## START PROVIDED ENTRIES

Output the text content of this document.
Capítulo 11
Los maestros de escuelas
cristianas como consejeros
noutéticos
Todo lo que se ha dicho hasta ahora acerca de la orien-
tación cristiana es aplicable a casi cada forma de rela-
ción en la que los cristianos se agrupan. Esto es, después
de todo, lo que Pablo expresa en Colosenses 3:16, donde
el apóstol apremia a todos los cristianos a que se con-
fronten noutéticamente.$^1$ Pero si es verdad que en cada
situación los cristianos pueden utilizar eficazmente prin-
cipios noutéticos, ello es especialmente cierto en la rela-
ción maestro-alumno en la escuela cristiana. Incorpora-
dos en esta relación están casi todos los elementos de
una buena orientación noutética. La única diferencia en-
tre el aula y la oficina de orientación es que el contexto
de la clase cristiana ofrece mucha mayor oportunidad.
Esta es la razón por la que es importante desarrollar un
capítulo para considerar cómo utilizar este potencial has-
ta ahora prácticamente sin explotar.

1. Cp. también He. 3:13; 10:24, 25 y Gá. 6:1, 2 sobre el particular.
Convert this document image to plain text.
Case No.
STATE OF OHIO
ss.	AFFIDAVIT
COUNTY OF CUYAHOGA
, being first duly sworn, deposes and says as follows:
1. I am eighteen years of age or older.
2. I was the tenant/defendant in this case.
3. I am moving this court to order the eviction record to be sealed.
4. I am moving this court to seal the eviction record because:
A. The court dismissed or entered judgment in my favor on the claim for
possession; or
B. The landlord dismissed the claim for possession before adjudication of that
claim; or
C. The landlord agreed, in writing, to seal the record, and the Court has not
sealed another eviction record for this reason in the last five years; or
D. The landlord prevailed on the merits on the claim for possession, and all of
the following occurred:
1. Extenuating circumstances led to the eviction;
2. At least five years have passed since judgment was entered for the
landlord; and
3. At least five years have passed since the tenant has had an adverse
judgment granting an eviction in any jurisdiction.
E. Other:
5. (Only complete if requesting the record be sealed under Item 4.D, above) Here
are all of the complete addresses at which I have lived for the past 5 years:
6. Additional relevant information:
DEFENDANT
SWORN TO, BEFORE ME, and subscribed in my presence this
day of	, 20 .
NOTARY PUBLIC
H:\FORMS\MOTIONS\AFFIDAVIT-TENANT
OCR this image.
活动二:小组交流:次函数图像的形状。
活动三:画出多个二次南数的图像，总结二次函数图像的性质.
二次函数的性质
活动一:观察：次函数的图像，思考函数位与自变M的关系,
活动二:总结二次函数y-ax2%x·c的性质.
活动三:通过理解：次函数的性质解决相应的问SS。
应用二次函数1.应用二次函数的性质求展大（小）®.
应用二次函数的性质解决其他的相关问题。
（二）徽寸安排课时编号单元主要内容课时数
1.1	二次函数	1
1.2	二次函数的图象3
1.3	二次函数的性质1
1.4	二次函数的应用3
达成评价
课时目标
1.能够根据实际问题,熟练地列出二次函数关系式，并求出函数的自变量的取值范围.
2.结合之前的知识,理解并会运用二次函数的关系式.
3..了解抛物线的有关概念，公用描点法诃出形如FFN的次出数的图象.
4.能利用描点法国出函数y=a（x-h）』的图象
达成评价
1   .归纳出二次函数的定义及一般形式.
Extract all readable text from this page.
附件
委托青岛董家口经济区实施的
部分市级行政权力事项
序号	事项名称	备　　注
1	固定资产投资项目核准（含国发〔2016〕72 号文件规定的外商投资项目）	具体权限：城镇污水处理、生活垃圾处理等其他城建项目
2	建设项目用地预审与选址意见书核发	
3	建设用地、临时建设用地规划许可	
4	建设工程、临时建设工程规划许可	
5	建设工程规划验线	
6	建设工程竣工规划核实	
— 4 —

## END PROVIDED ENTRIES

WHAT THE EXERCISE ASKS -
Copy out all of the lines above exactly.

ANSWER TO THIS EXERCISE -
Output the text content of this document.
Capítulo 11
Los maestros de escuelas
cristianas como consejeros
noutéticos
Todo lo que se ha dicho hasta ahora acerca de la orien-
tación cristiana es aplicable a casi cada forma de rela-
ción en la que los cristianos se agrupan. Esto es, después
de todo, lo que Pablo expresa en Colosenses 3:16, donde
el apóstol apremia a todos los cristianos a que se con-
fronten noutéticamente.$^1$ Pero si es verdad que en cada
situación los cristianos pueden utilizar eficazmente prin-
cipios noutéticos, ello es especialmente cierto en la rela-
ción maestro-alumno en la escuela cristiana. Incorpora-
dos en esta relación están casi todos los elementos de
una buena orientación noutética. La única diferencia en-
tre el aula y la oficina de orientación es que el contexto
de la clase cristiana ofrece mucha mayor oportunidad.
Esta es la razón por la que es importante desarrollar un
capítulo para considerar cómo utilizar este potencial has-
ta ahora prácticamente sin explotar.

1. Cp. también He. 3:13; 10:24, 25 y Gá. 6:1, 2 sobre el particular.
Convert this document image to plain text.
Case No.
STATE OF OHIO
ss.	AFFIDAVIT
COUNTY OF CUYAHOGA
, being first duly sworn, deposes and says as follows:
1. I am eighteen years of age or older.
2. I was the tenant/defendant in this case.
3. I am moving this court to order the eviction record to be sealed.
4. I am moving this court to seal the eviction record because:
A. The court dismissed or entered judgment in my favor on the claim for
possession; or
B. The landlord dismissed the claim for possession before adjudication of that
claim; or
C. The landlord agreed, in writing, to seal the record, and the Court has not
sealed another eviction record for this reason in the last five years; or
D. The landlord prevailed on the merits on the claim for possession, and all of
the following occurred:
1. Extenuating circumstances led to the eviction;
2. At least five years have passed since judgment was entered for the
landlord; and
3. At least five years have passed since the tenant has had an adverse
judgment granting an eviction in any jurisdiction.
E. Other:
5. (Only complete if requesting the record be sealed under Item 4.D, above) Here
are all of the complete addresses at which I have lived for the past 5 years:
6. Additional relevant information:
DEFENDANT
SWORN TO, BEFORE ME, and subscribed in my presence this
day of	, 20 .
NOTARY PUBLIC
H:\FORMS\MOTIONS\AFFIDAVIT-TENANT
OCR this image.
活动二:小组交流:次函数图像的形状。
活动三:画出多个二次南数的图像，总结二次函数图像的性质.
二次函数的性质
活动一:观察：次函数的图像，思考函数位与自变M的关系,
活动二:总结二次函数y-ax2%x·c的性质.
活动三:通过理解：次函数的性质解决相应的问SS。
应用二次函数1.应用二次函数的性质求展大（小）®.
应用二次函数的性质解决其他的相关问题。
（二）徽寸安排课时编号单元主要内容课时数
1.1	二次函数	1
1.2	二次函数的图象3
1.3	二次函数的性质1
1.4	二次函数的应用3
达成评价
课时目标
1.能够根据实际问题,熟练地列出二次函数关系式，并求出函数的自变量的取值范围.
2.结合之前的知识,理解并会运用二次函数的关系式.
3..了解抛物线的有关概念，公用描点法诃出形如FFN的次出数的图象.
4.能利用描点法国出函数y=a（x-h）』的图象
达成评价
1   .归纳出二次函数的定义及一般形式.
Extract all readable text from this page.
附件
委托青岛董家口经济区实施的
部分市级行政权力事项
序号	事项名称	备　　注
1	固定资产投资项目核准（含国发〔2016〕72 号文件规定的外商投资项目）	具体权限：城镇污水处理、生活垃圾处理等其他城建项目
2	建设项目用地预审与选址意见书核发	
3	建设用地、临时建设用地规划许可	
4	建设工程、临时建设工程规划许可	
5	建设工程规划验线	
6	建设工程竣工规划核实	
— 4 —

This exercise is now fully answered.